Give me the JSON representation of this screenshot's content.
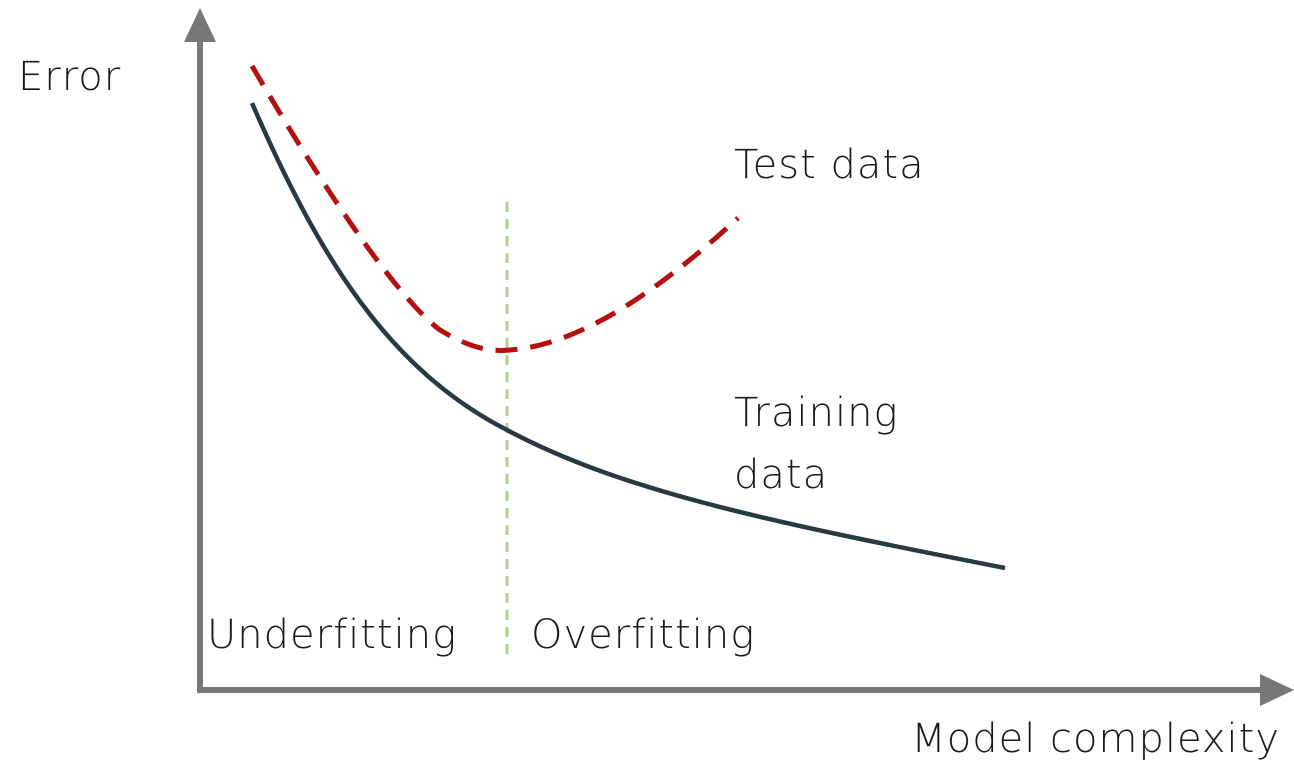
{
  "axes": {
    "y_label": "Error",
    "x_label": "Model complexity"
  },
  "curves": [
    {
      "label": [
        "Test data"
      ]
    },
    {
      "label": [
        "Training",
        "data"
      ]
    }
  ],
  "regions": [
    "Underfitting",
    "Overfitting"
  ]
}
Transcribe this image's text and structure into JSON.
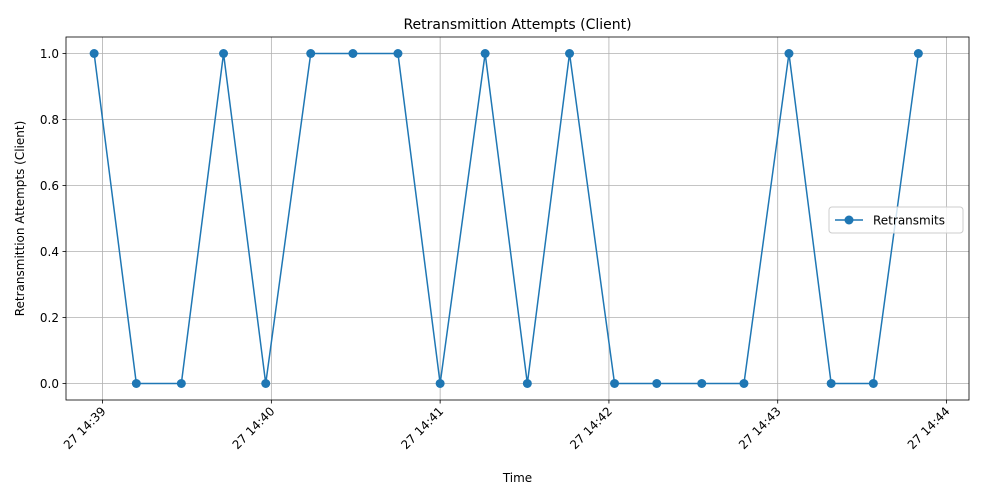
{
  "chart_data": {
    "type": "line",
    "title": "Retransmittion Attempts (Client)",
    "xlabel": "Time",
    "ylabel": "Retransmittion Attempts (Client)",
    "ylim": [
      -0.05,
      1.05
    ],
    "xlim": [
      "27 14:38:47",
      "27 14:44:08"
    ],
    "grid": true,
    "legend_position": "center-right",
    "x_tick_labels": [
      "27 14:39",
      "27 14:40",
      "27 14:41",
      "27 14:42",
      "27 14:43",
      "27 14:44"
    ],
    "x_ticks": [
      "27 14:39:00",
      "27 14:40:00",
      "27 14:41:00",
      "27 14:42:00",
      "27 14:43:00",
      "27 14:44:00"
    ],
    "y_tick_labels": [
      "0.0",
      "0.2",
      "0.4",
      "0.6",
      "0.8",
      "1.0"
    ],
    "y_ticks": [
      0,
      0.2,
      0.4,
      0.6,
      0.8,
      1.0
    ],
    "series": [
      {
        "name": "Retransmits",
        "color": "#1f77b4",
        "marker": "circle",
        "x": [
          "27 14:38:57",
          "27 14:39:12",
          "27 14:39:28",
          "27 14:39:43",
          "27 14:39:58",
          "27 14:40:14",
          "27 14:40:29",
          "27 14:40:45",
          "27 14:41:00",
          "27 14:41:16",
          "27 14:41:31",
          "27 14:41:46",
          "27 14:42:02",
          "27 14:42:17",
          "27 14:42:33",
          "27 14:42:48",
          "27 14:43:04",
          "27 14:43:19",
          "27 14:43:34",
          "27 14:43:50"
        ],
        "values": [
          1,
          0,
          0,
          1,
          0,
          1,
          1,
          1,
          0,
          1,
          0,
          1,
          0,
          0,
          0,
          0,
          1,
          0,
          0,
          1
        ]
      }
    ]
  }
}
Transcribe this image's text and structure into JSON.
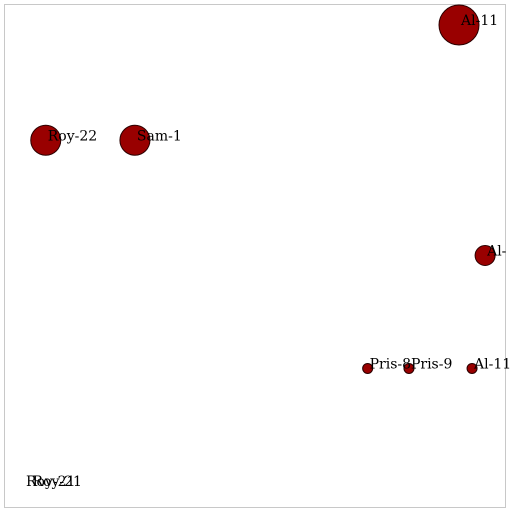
{
  "chart_data": {
    "type": "scatter",
    "title": "",
    "xlabel": "",
    "ylabel": "",
    "grid": false,
    "legend": "none",
    "node_color": "#990000",
    "node_stroke": "#2a0000",
    "frame_color": "#c8c8c8",
    "points": [
      {
        "label": "Al-11",
        "x": 1.0,
        "y": 1.0,
        "size": 20
      },
      {
        "label": "Roy-22",
        "x": 0.05,
        "y": 0.75,
        "size": 15
      },
      {
        "label": "Sam-1",
        "x": 0.255,
        "y": 0.75,
        "size": 15
      },
      {
        "label": "Al-",
        "x": 1.06,
        "y": 0.5,
        "size": 10
      },
      {
        "label": "Pris-8",
        "x": 0.79,
        "y": 0.255,
        "size": 5
      },
      {
        "label": "Pris-9",
        "x": 0.885,
        "y": 0.255,
        "size": 5
      },
      {
        "label": "Al-11",
        "x": 1.03,
        "y": 0.255,
        "size": 5
      },
      {
        "label": "Roy-21",
        "x": 0.0,
        "y": -0.0,
        "size": 0
      },
      {
        "label": "Roy-21",
        "x": 0.015,
        "y": -0.0,
        "size": 0
      }
    ]
  }
}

· · · · · · ·

== Stated problem ==
In the material above, find each line that contains the word "Retransmittion", and select it.

== Solution to this task ==
    "title": "Retransmittion Attempts (Client)",
    "ylabel": "Retransmittion Attempts (Client)",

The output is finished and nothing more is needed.